[start of Task data]

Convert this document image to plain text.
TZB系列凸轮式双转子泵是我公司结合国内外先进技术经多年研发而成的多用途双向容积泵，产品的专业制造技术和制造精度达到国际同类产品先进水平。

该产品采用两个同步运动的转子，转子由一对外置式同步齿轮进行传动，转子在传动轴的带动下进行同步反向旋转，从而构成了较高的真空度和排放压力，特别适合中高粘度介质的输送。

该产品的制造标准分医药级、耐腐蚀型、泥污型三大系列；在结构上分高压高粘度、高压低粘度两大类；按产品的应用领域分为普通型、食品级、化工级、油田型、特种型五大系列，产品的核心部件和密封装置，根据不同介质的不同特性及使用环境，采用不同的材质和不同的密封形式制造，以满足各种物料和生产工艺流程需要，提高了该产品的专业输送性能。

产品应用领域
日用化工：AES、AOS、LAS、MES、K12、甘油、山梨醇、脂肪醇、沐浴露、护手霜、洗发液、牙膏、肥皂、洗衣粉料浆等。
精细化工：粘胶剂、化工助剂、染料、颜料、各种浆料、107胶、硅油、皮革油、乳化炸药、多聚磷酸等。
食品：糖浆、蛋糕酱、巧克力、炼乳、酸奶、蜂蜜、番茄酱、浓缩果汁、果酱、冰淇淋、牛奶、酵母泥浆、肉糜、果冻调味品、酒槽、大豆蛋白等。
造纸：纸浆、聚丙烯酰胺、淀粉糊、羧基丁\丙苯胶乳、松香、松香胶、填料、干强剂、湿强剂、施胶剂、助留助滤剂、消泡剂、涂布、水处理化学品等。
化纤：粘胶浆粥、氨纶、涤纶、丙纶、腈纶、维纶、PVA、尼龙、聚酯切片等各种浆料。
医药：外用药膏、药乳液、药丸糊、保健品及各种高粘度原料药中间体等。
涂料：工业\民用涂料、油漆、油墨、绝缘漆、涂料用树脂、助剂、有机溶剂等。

[end of Task data]
[start of Task data]

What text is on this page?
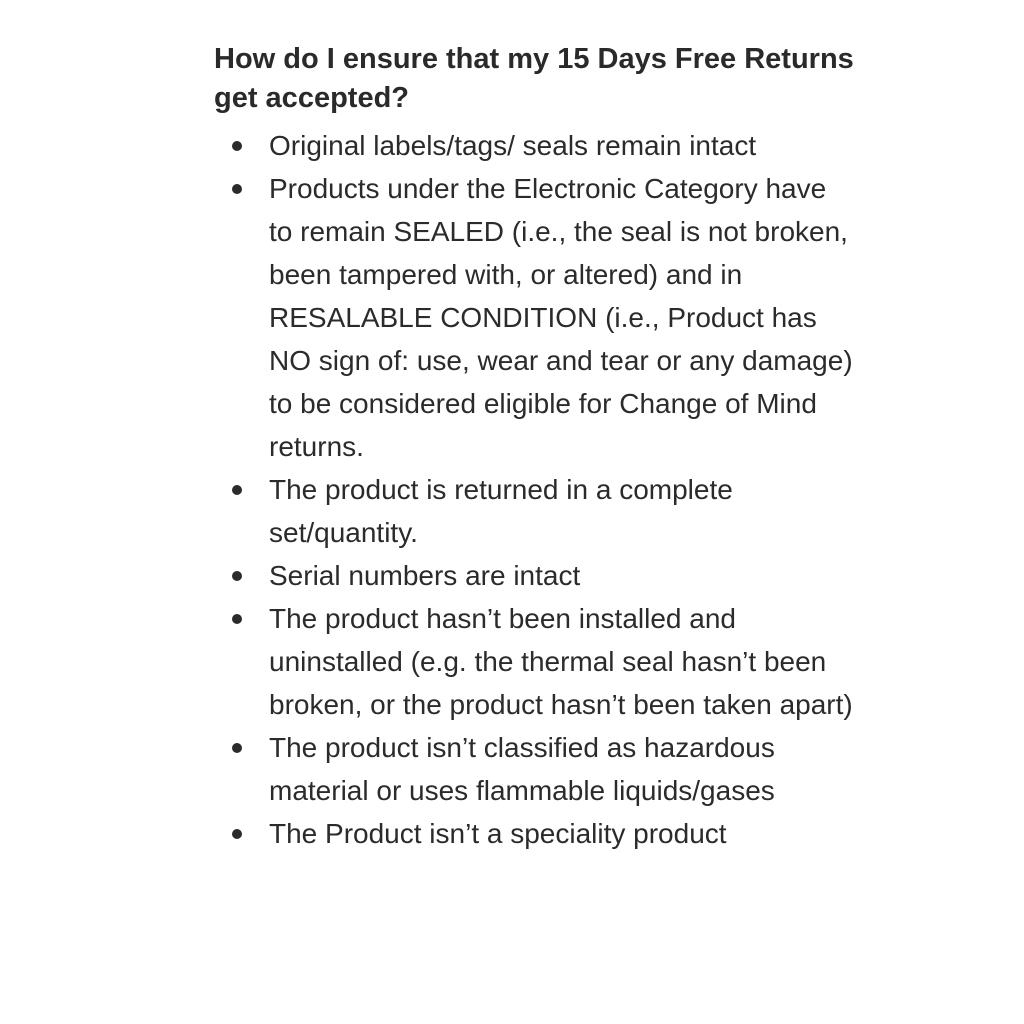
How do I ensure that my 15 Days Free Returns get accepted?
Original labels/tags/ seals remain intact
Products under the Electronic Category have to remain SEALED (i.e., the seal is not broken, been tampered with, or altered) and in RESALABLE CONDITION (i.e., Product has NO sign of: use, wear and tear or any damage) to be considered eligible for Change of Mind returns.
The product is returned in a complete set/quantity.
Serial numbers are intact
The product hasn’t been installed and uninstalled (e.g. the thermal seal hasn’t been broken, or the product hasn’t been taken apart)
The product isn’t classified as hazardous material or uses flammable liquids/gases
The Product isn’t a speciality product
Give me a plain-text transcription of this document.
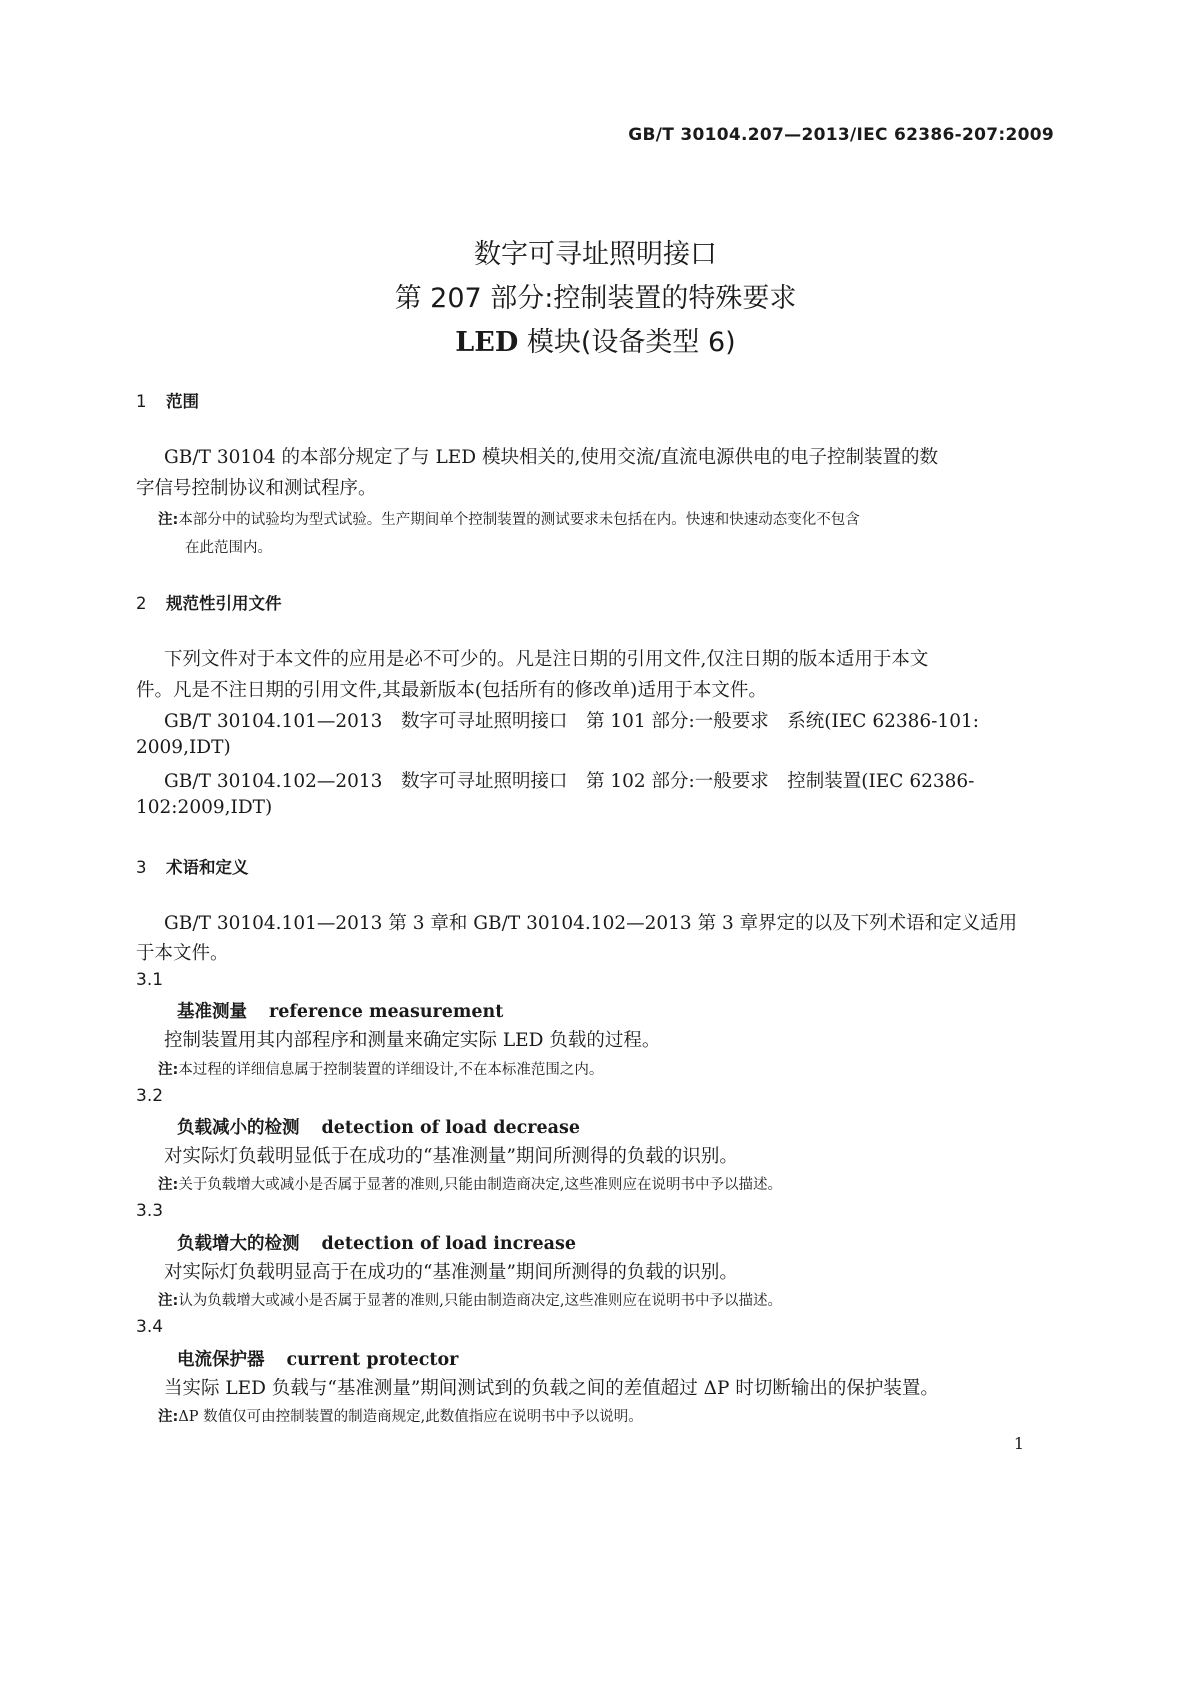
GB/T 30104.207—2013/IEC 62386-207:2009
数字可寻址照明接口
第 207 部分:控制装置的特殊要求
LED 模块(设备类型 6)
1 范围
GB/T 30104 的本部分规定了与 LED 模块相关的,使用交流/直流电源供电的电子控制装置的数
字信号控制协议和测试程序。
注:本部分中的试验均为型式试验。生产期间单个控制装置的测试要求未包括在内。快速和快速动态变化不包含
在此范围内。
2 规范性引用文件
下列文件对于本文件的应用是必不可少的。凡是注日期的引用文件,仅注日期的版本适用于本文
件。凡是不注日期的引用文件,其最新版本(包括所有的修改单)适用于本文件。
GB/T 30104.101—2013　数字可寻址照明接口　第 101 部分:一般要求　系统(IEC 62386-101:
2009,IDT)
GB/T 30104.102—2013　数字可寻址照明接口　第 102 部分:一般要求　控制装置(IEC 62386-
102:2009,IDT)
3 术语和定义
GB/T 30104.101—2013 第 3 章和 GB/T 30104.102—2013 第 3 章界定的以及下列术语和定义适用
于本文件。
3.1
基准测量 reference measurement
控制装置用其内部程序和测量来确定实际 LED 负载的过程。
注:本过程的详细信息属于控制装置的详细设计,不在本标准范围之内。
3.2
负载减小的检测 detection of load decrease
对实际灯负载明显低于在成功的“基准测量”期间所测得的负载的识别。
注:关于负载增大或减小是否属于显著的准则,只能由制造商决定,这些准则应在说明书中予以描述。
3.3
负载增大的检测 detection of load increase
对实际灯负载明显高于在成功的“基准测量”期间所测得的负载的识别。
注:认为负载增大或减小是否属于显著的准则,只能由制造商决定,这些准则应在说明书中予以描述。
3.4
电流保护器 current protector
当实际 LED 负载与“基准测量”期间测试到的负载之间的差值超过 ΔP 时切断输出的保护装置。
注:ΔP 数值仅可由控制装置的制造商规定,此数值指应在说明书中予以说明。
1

[end of Task data]

▶ _Aim_: In the listing, find each line with the string "intact" and copy it.

▶ _Result of this task_:
Original labels/tags/ seals remain intact
Serial numbers are intact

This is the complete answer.